(Saved data entries)
- - -
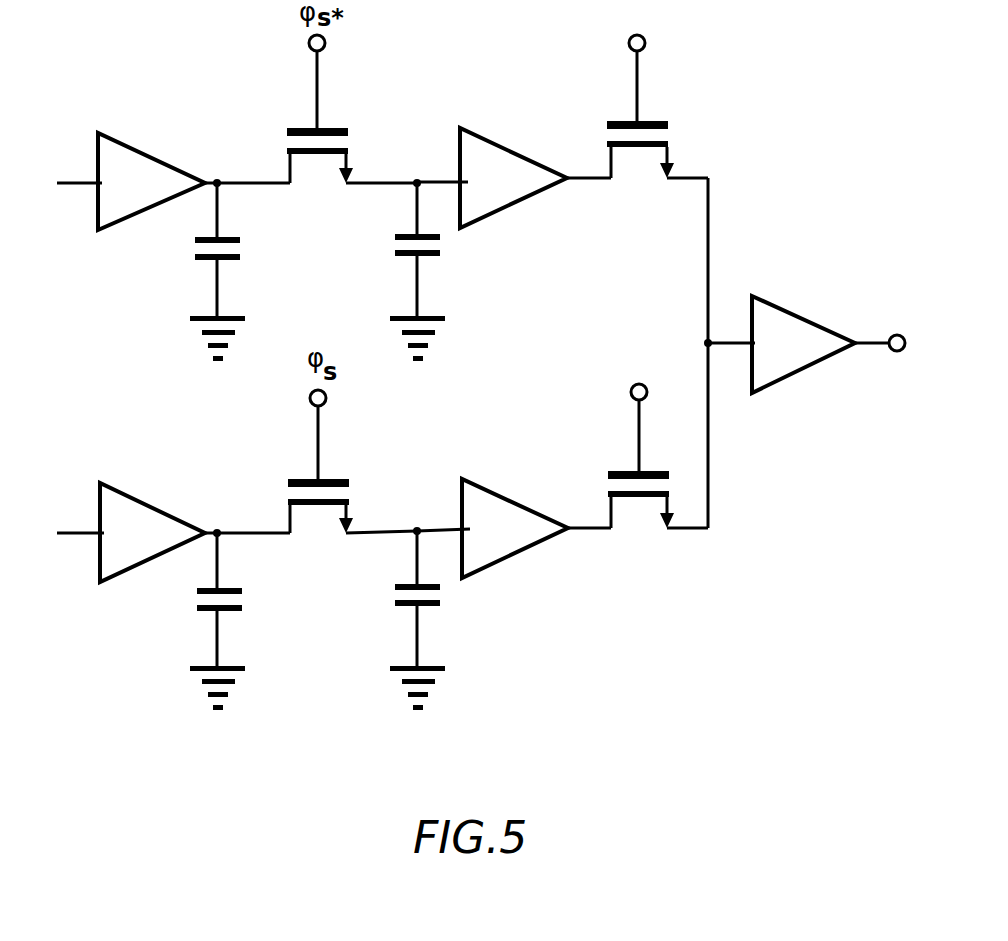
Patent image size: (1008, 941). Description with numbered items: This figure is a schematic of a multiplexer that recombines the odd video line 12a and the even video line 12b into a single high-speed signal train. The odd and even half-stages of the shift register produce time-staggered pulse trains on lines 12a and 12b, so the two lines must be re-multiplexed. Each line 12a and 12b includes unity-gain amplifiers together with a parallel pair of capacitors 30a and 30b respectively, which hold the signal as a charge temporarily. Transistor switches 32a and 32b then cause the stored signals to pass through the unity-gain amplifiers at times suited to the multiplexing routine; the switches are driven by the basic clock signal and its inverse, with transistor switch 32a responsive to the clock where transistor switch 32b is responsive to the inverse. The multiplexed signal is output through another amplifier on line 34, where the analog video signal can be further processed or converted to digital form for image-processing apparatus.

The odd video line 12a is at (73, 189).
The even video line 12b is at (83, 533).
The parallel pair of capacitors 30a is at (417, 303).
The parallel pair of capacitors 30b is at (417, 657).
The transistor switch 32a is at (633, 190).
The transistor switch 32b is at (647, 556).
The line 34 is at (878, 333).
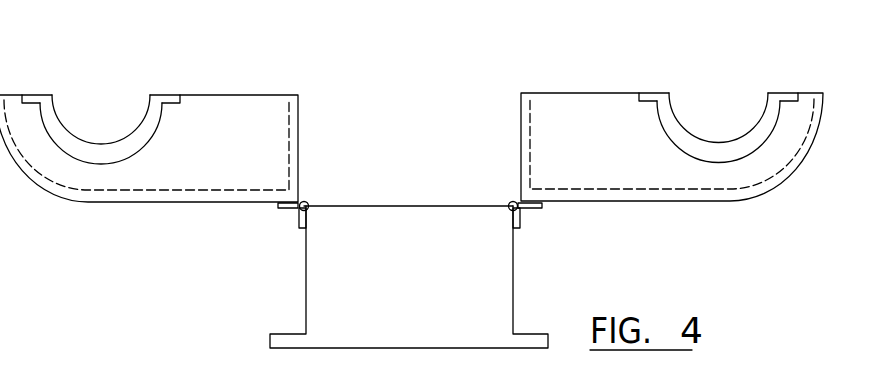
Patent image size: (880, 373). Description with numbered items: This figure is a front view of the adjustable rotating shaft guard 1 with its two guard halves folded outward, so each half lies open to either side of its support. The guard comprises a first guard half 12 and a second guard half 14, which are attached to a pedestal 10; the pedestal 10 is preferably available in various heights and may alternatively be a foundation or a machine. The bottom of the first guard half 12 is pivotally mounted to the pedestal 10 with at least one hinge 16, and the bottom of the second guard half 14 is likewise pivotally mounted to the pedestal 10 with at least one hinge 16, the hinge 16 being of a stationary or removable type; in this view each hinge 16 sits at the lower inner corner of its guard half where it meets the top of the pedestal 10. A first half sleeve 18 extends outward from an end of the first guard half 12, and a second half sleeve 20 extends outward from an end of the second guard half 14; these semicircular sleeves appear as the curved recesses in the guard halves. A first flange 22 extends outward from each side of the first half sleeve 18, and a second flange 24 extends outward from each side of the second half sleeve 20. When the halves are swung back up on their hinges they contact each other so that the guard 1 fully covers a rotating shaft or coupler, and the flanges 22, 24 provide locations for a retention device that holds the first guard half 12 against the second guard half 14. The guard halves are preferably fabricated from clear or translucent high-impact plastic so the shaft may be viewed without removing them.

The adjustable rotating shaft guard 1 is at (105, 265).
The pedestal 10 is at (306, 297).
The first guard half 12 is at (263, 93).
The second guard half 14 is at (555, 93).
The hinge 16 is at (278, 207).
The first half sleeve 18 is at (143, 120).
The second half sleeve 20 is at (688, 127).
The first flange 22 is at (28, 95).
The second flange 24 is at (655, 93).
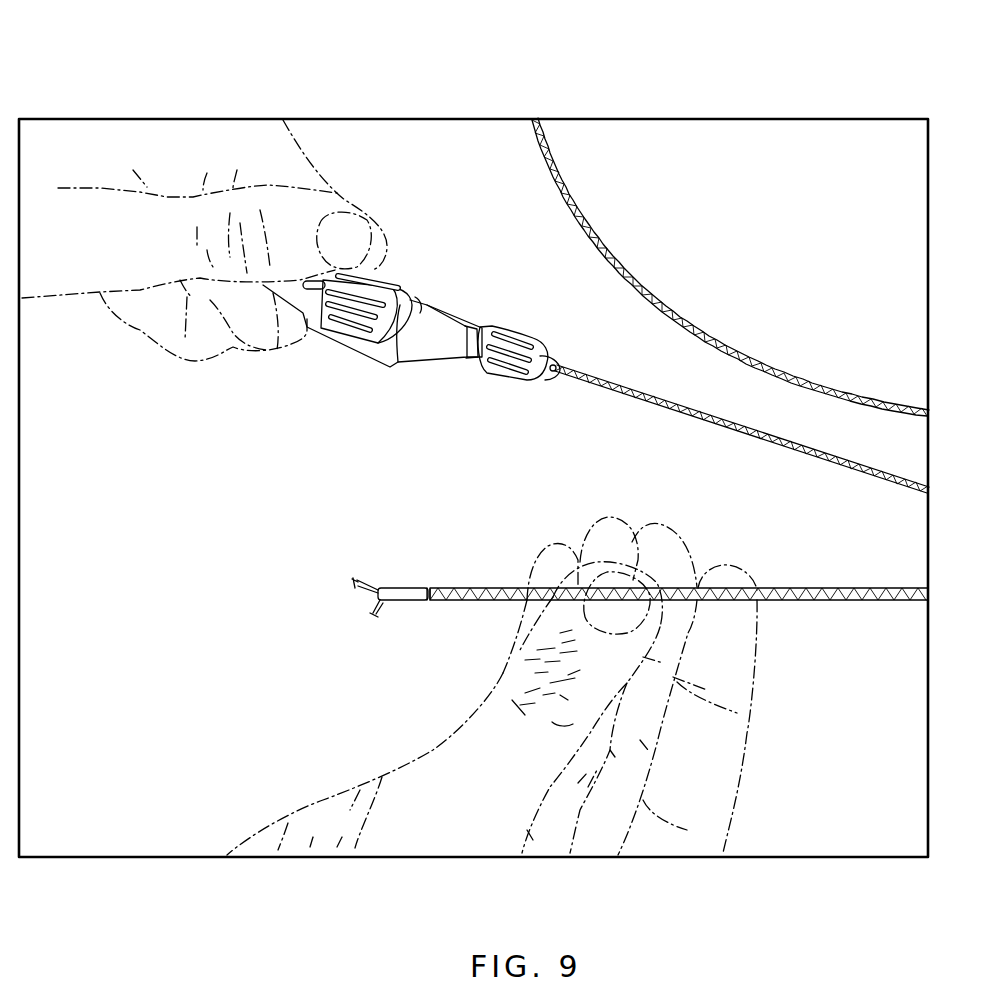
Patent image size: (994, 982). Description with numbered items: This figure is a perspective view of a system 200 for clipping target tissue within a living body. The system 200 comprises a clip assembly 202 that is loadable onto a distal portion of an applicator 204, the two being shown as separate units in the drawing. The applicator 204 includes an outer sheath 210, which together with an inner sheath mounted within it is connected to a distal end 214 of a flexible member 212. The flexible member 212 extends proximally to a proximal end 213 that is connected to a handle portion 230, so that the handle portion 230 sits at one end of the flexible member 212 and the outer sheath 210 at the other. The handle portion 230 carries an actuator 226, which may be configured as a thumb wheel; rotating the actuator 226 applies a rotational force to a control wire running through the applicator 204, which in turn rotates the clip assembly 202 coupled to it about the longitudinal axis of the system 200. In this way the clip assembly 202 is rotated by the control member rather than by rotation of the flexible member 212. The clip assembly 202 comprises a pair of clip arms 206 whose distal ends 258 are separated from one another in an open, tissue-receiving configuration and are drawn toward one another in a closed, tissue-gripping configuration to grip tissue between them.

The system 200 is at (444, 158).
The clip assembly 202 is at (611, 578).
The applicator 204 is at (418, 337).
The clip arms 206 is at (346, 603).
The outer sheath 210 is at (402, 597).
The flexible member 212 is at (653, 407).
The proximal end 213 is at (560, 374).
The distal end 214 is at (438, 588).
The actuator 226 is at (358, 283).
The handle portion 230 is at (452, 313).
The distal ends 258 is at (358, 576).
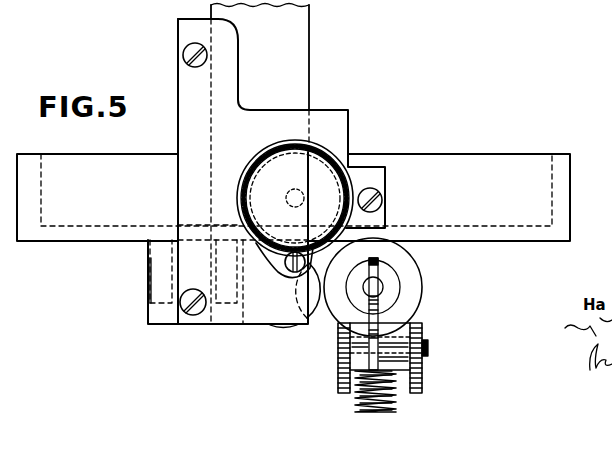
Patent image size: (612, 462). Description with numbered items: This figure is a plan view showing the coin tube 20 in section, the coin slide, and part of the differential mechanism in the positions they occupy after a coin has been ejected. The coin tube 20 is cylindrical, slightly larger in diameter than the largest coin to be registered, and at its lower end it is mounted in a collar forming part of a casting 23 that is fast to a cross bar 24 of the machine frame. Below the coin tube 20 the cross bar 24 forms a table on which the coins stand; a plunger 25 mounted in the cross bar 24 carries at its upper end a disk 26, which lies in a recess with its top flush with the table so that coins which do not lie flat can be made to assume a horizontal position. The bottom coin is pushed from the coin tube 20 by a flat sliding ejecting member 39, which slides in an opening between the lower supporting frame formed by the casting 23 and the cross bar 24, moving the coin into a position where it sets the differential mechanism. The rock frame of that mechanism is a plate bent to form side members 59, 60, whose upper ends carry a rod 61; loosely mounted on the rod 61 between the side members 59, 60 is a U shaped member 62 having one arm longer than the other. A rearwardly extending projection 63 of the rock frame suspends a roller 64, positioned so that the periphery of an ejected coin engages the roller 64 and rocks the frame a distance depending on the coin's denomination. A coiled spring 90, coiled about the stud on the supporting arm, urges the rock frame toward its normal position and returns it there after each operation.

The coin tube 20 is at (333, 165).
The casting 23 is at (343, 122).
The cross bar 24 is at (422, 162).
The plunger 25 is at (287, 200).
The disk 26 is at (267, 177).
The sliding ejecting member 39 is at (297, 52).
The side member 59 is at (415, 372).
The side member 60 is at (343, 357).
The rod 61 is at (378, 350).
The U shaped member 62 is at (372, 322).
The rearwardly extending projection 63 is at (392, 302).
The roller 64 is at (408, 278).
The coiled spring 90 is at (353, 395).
- - -
▶ [DO THIS]: Copy everything from the line containing "Patent image size: (880, 373)." down to the line containing "The second flange 24 is at (655, 93).", swapping "support" for "base" and keeping the rest the same.

▶ [EXPECTED OUTPUT]:
Patent image size: (880, 373). Description with numbered items: This figure is a front view of the adjustable rotating shaft guard 1 with its two guard halves folded outward, so each half lies open to either side of its base. The guard comprises a first guard half 12 and a second guard half 14, which are attached to a pedestal 10; the pedestal 10 is preferably available in various heights and may alternatively be a foundation or a machine. The bottom of the first guard half 12 is pivotally mounted to the pedestal 10 with at least one hinge 16, and the bottom of the second guard half 14 is likewise pivotally mounted to the pedestal 10 with at least one hinge 16, the hinge 16 being of a stationary or removable type; in this view each hinge 16 sits at the lower inner corner of its guard half where it meets the top of the pedestal 10. A first half sleeve 18 extends outward from an end of the first guard half 12, and a second half sleeve 20 extends outward from an end of the second guard half 14; these semicircular sleeves appear as the curved recesses in the guard halves. A first flange 22 extends outward from each side of the first half sleeve 18, and a second flange 24 extends outward from each side of the second half sleeve 20. When the halves are swung back up on their hinges they contact each other so that the guard 1 fully covers a rotating shaft or coupler, and the flanges 22, 24 provide locations for a retention device that holds the first guard half 12 against the second guard half 14. The guard halves are preferably fabricated from clear or translucent high-impact plastic so the shaft may be viewed without removing them.

The adjustable rotating shaft guard 1 is at (105, 265).
The pedestal 10 is at (306, 297).
The first guard half 12 is at (263, 93).
The second guard half 14 is at (555, 93).
The hinge 16 is at (278, 207).
The first half sleeve 18 is at (143, 120).
The second half sleeve 20 is at (688, 127).
The first flange 22 is at (28, 95).
The second flange 24 is at (655, 93).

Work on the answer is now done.